→ **THE TASK**
The records underneath are to be repeated exactly, with the pictures left out.

→ **STORED DATA**
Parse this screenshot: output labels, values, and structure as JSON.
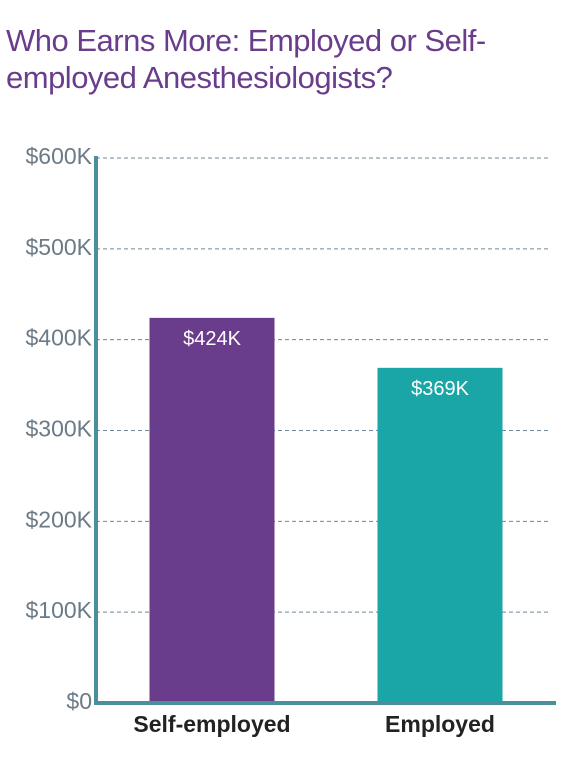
{
  "chart_data": {
    "type": "bar",
    "title": "Who Earns More: Employed or Self-employed Anesthesiologists?",
    "categories": [
      "Self-employed",
      "Employed"
    ],
    "values": [
      424000,
      369000
    ],
    "value_labels": [
      "$424K",
      "$369K"
    ],
    "colors": [
      "#6a3d8c",
      "#1aa6a6"
    ],
    "ylim": [
      0,
      600000
    ],
    "yticks": [
      {
        "value": 0,
        "label": "$0"
      },
      {
        "value": 100000,
        "label": "$100K"
      },
      {
        "value": 200000,
        "label": "$200K"
      },
      {
        "value": 300000,
        "label": "$300K"
      },
      {
        "value": 400000,
        "label": "$400K"
      },
      {
        "value": 500000,
        "label": "$500K"
      },
      {
        "value": 600000,
        "label": "$600K"
      }
    ],
    "grid": true
  }
}
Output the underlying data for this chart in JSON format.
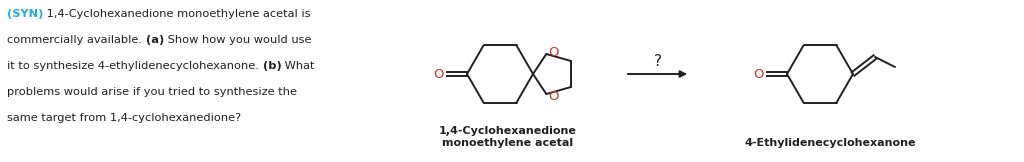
{
  "background_color": "#ffffff",
  "text_color": "#231f20",
  "syn_color": "#29abe2",
  "mol_color": "#231f20",
  "oxygen_color": "#c0392b",
  "label1": "1,4-Cyclohexanedione\nmonoethylene acetal",
  "label2": "4-Ethylidenecyclohexanone",
  "question_mark": "?",
  "figsize": [
    10.24,
    1.62
  ],
  "dpi": 100,
  "text_lines": [
    [
      [
        "(SYN)",
        "syn_bold"
      ],
      [
        " 1,4-Cyclohexanedione monoethylene acetal is",
        "normal"
      ]
    ],
    [
      [
        "commercially available. ",
        "normal"
      ],
      [
        "(a)",
        "bold"
      ],
      [
        " Show how you would use",
        "normal"
      ]
    ],
    [
      [
        "it to synthesize 4-ethylidenecyclohexanone. ",
        "normal"
      ],
      [
        "(b)",
        "bold"
      ],
      [
        " What",
        "normal"
      ]
    ],
    [
      [
        "problems would arise if you tried to synthesize the",
        "normal"
      ]
    ],
    [
      [
        "same target from 1,4-cyclohexanedione?",
        "normal"
      ]
    ]
  ]
}
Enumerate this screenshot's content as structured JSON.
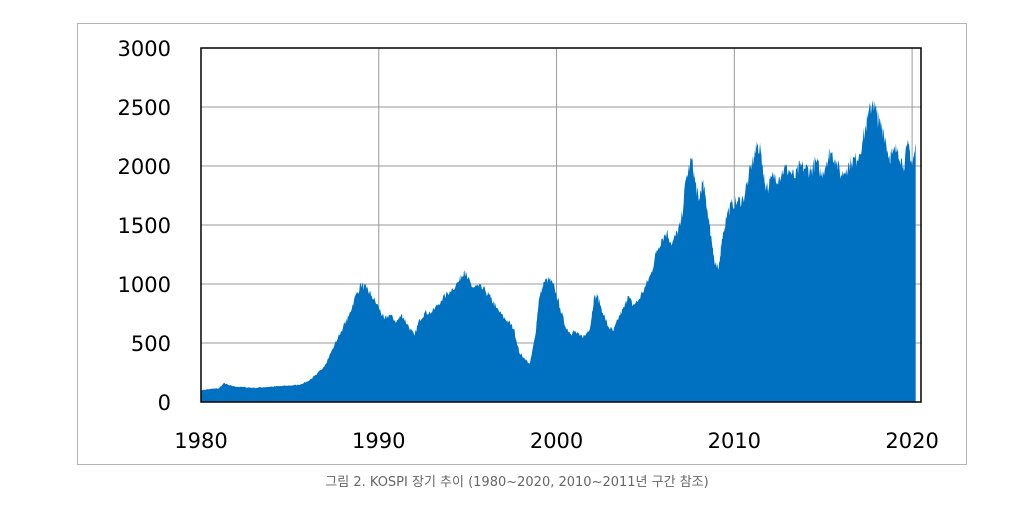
{
  "caption": "그림 2. KOSPI 장기 추이 (1980~2020, 2010~2011년 구간 참조)",
  "chart_data": {
    "type": "area",
    "title": "",
    "xlabel": "",
    "ylabel": "",
    "xlim": [
      1980,
      2020.5
    ],
    "ylim": [
      0,
      3000
    ],
    "grid": true,
    "legend": "none",
    "x_ticks": [
      "1980",
      "1990",
      "2000",
      "2010",
      "2020"
    ],
    "y_ticks": [
      "0",
      "500",
      "1000",
      "1500",
      "2000",
      "2500",
      "3000"
    ],
    "fill_color": "#0070c0",
    "grid_color": "#9a9a9a",
    "x": [
      1980.0,
      1980.5,
      1981.0,
      1981.3,
      1981.6,
      1982.0,
      1982.5,
      1983.0,
      1983.5,
      1984.0,
      1984.5,
      1985.0,
      1985.5,
      1986.0,
      1986.5,
      1987.0,
      1987.5,
      1988.0,
      1988.3,
      1988.6,
      1989.0,
      1989.3,
      1989.6,
      1990.0,
      1990.3,
      1990.6,
      1991.0,
      1991.3,
      1991.6,
      1992.0,
      1992.3,
      1992.6,
      1993.0,
      1993.5,
      1994.0,
      1994.5,
      1994.8,
      1995.0,
      1995.3,
      1995.6,
      1996.0,
      1996.3,
      1996.6,
      1997.0,
      1997.3,
      1997.6,
      1997.9,
      1998.2,
      1998.5,
      1998.8,
      1999.0,
      1999.3,
      1999.6,
      1999.9,
      2000.2,
      2000.5,
      2000.8,
      2001.0,
      2001.3,
      2001.6,
      2001.9,
      2002.1,
      2002.3,
      2002.6,
      2002.9,
      2003.2,
      2003.5,
      2003.8,
      2004.0,
      2004.3,
      2004.6,
      2005.0,
      2005.3,
      2005.6,
      2005.9,
      2006.2,
      2006.5,
      2006.8,
      2007.0,
      2007.3,
      2007.6,
      2007.8,
      2008.0,
      2008.2,
      2008.4,
      2008.6,
      2008.8,
      2008.9,
      2009.1,
      2009.3,
      2009.6,
      2009.9,
      2010.2,
      2010.5,
      2010.8,
      2011.1,
      2011.3,
      2011.5,
      2011.7,
      2011.9,
      2012.2,
      2012.5,
      2012.8,
      2013.1,
      2013.4,
      2013.7,
      2014.0,
      2014.3,
      2014.6,
      2014.9,
      2015.2,
      2015.4,
      2015.7,
      2016.0,
      2016.3,
      2016.6,
      2016.9,
      2017.2,
      2017.5,
      2017.8,
      2018.0,
      2018.2,
      2018.4,
      2018.7,
      2018.9,
      2019.2,
      2019.5,
      2019.8,
      2020.0,
      2020.2
    ],
    "values": [
      100,
      110,
      115,
      160,
      140,
      130,
      125,
      120,
      125,
      130,
      135,
      140,
      145,
      175,
      230,
      320,
      480,
      640,
      720,
      860,
      1000,
      960,
      900,
      800,
      700,
      740,
      680,
      740,
      660,
      560,
      700,
      760,
      760,
      860,
      940,
      1020,
      1120,
      1040,
      970,
      980,
      940,
      880,
      800,
      720,
      680,
      620,
      420,
      370,
      320,
      560,
      860,
      1020,
      1040,
      960,
      800,
      640,
      580,
      600,
      560,
      560,
      640,
      880,
      900,
      760,
      640,
      600,
      720,
      800,
      900,
      820,
      860,
      980,
      1080,
      1260,
      1380,
      1440,
      1340,
      1440,
      1520,
      1900,
      2060,
      1860,
      1700,
      1860,
      1720,
      1500,
      1300,
      1160,
      1120,
      1380,
      1600,
      1680,
      1700,
      1720,
      1900,
      2080,
      2180,
      2120,
      1860,
      1820,
      1920,
      1900,
      1980,
      1960,
      1900,
      2000,
      1980,
      1960,
      2040,
      1920,
      2040,
      2120,
      2060,
      1920,
      1980,
      2040,
      2060,
      2200,
      2400,
      2560,
      2440,
      2350,
      2300,
      2080,
      2100,
      2150,
      2000,
      2180,
      2000,
      2160
    ]
  }
}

→ **TASK OUTPUT**
Parse this screenshot: output labels, values, and structure as JSON.
{
  "chart_data": {
    "type": "bar",
    "title": "Who Earns More: Employed or Self-employed Anesthesiologists?",
    "categories": [
      "Self-employed",
      "Employed"
    ],
    "values": [
      424000,
      369000
    ],
    "value_labels": [
      "$424K",
      "$369K"
    ],
    "colors": [
      "#6a3d8c",
      "#1aa6a6"
    ],
    "ylim": [
      0,
      600000
    ],
    "yticks": [
      {
        "value": 0,
        "label": "$0"
      },
      {
        "value": 100000,
        "label": "$100K"
      },
      {
        "value": 200000,
        "label": "$200K"
      },
      {
        "value": 300000,
        "label": "$300K"
      },
      {
        "value": 400000,
        "label": "$400K"
      },
      {
        "value": 500000,
        "label": "$500K"
      },
      {
        "value": 600000,
        "label": "$600K"
      }
    ],
    "grid": true
  }
}
Output the underlying data for this chart in JSON format.
{
  "background_color": "#ffffff",
  "text_color": "#231f20",
  "syn_color": "#29abe2",
  "mol_color": "#231f20",
  "oxygen_color": "#c0392b",
  "label1": "1,4-Cyclohexanedione\nmonoethylene acetal",
  "label2": "4-Ethylidenecyclohexanone",
  "question_mark": "?",
  "figsize": [
    10.24,
    1.62
  ],
  "dpi": 100,
  "text_lines": [
    [
      [
        "(SYN)",
        "syn_bold"
      ],
      [
        " 1,4-Cyclohexanedione monoethylene acetal is",
        "normal"
      ]
    ],
    [
      [
        "commercially available. ",
        "normal"
      ],
      [
        "(a)",
        "bold"
      ],
      [
        " Show how you would use",
        "normal"
      ]
    ],
    [
      [
        "it to synthesize 4-ethylidenecyclohexanone. ",
        "normal"
      ],
      [
        "(b)",
        "bold"
      ],
      [
        " What",
        "normal"
      ]
    ],
    [
      [
        "problems would arise if you tried to synthesize the",
        "normal"
      ]
    ],
    [
      [
        "same target from 1,4-cyclohexanedione?",
        "normal"
      ]
    ]
  ]
}
Enumerate this screenshot's content as structured JSON.
{
  "caption": "그림 2. KOSPI 장기 추이 (1980~2020, 2010~2011년 구간 참조)",
  "chart_data": {
    "type": "area",
    "title": "",
    "xlabel": "",
    "ylabel": "",
    "xlim": [
      1980,
      2020.5
    ],
    "ylim": [
      0,
      3000
    ],
    "grid": true,
    "legend": "none",
    "x_ticks": [
      "1980",
      "1990",
      "2000",
      "2010",
      "2020"
    ],
    "y_ticks": [
      "0",
      "500",
      "1000",
      "1500",
      "2000",
      "2500",
      "3000"
    ],
    "fill_color": "#0070c0",
    "grid_color": "#9a9a9a",
    "x": [
      1980.0,
      1980.5,
      1981.0,
      1981.3,
      1981.6,
      1982.0,
      1982.5,
      1983.0,
      1983.5,
      1984.0,
      1984.5,
      1985.0,
      1985.5,
      1986.0,
      1986.5,
      1987.0,
      1987.5,
      1988.0,
      1988.3,
      1988.6,
      1989.0,
      1989.3,
      1989.6,
      1990.0,
      1990.3,
      1990.6,
      1991.0,
      1991.3,
      1991.6,
      1992.0,
      1992.3,
      1992.6,
      1993.0,
      1993.5,
      1994.0,
      1994.5,
      1994.8,
      1995.0,
      1995.3,
      1995.6,
      1996.0,
      1996.3,
      1996.6,
      1997.0,
      1997.3,
      1997.6,
      1997.9,
      1998.2,
      1998.5,
      1998.8,
      1999.0,
      1999.3,
      1999.6,
      1999.9,
      2000.2,
      2000.5,
      2000.8,
      2001.0,
      2001.3,
      2001.6,
      2001.9,
      2002.1,
      2002.3,
      2002.6,
      2002.9,
      2003.2,
      2003.5,
      2003.8,
      2004.0,
      2004.3,
      2004.6,
      2005.0,
      2005.3,
      2005.6,
      2005.9,
      2006.2,
      2006.5,
      2006.8,
      2007.0,
      2007.3,
      2007.6,
      2007.8,
      2008.0,
      2008.2,
      2008.4,
      2008.6,
      2008.8,
      2008.9,
      2009.1,
      2009.3,
      2009.6,
      2009.9,
      2010.2,
      2010.5,
      2010.8,
      2011.1,
      2011.3,
      2011.5,
      2011.7,
      2011.9,
      2012.2,
      2012.5,
      2012.8,
      2013.1,
      2013.4,
      2013.7,
      2014.0,
      2014.3,
      2014.6,
      2014.9,
      2015.2,
      2015.4,
      2015.7,
      2016.0,
      2016.3,
      2016.6,
      2016.9,
      2017.2,
      2017.5,
      2017.8,
      2018.0,
      2018.2,
      2018.4,
      2018.7,
      2018.9,
      2019.2,
      2019.5,
      2019.8,
      2020.0,
      2020.2
    ],
    "values": [
      100,
      110,
      115,
      160,
      140,
      130,
      125,
      120,
      125,
      130,
      135,
      140,
      145,
      175,
      230,
      320,
      480,
      640,
      720,
      860,
      1000,
      960,
      900,
      800,
      700,
      740,
      680,
      740,
      660,
      560,
      700,
      760,
      760,
      860,
      940,
      1020,
      1120,
      1040,
      970,
      980,
      940,
      880,
      800,
      720,
      680,
      620,
      420,
      370,
      320,
      560,
      860,
      1020,
      1040,
      960,
      800,
      640,
      580,
      600,
      560,
      560,
      640,
      880,
      900,
      760,
      640,
      600,
      720,
      800,
      900,
      820,
      860,
      980,
      1080,
      1260,
      1380,
      1440,
      1340,
      1440,
      1520,
      1900,
      2060,
      1860,
      1700,
      1860,
      1720,
      1500,
      1300,
      1160,
      1120,
      1380,
      1600,
      1680,
      1700,
      1720,
      1900,
      2080,
      2180,
      2120,
      1860,
      1820,
      1920,
      1900,
      1980,
      1960,
      1900,
      2000,
      1980,
      1960,
      2040,
      1920,
      2040,
      2120,
      2060,
      1920,
      1980,
      2040,
      2060,
      2200,
      2400,
      2560,
      2440,
      2350,
      2300,
      2080,
      2100,
      2150,
      2000,
      2180,
      2000,
      2160
    ]
  }
}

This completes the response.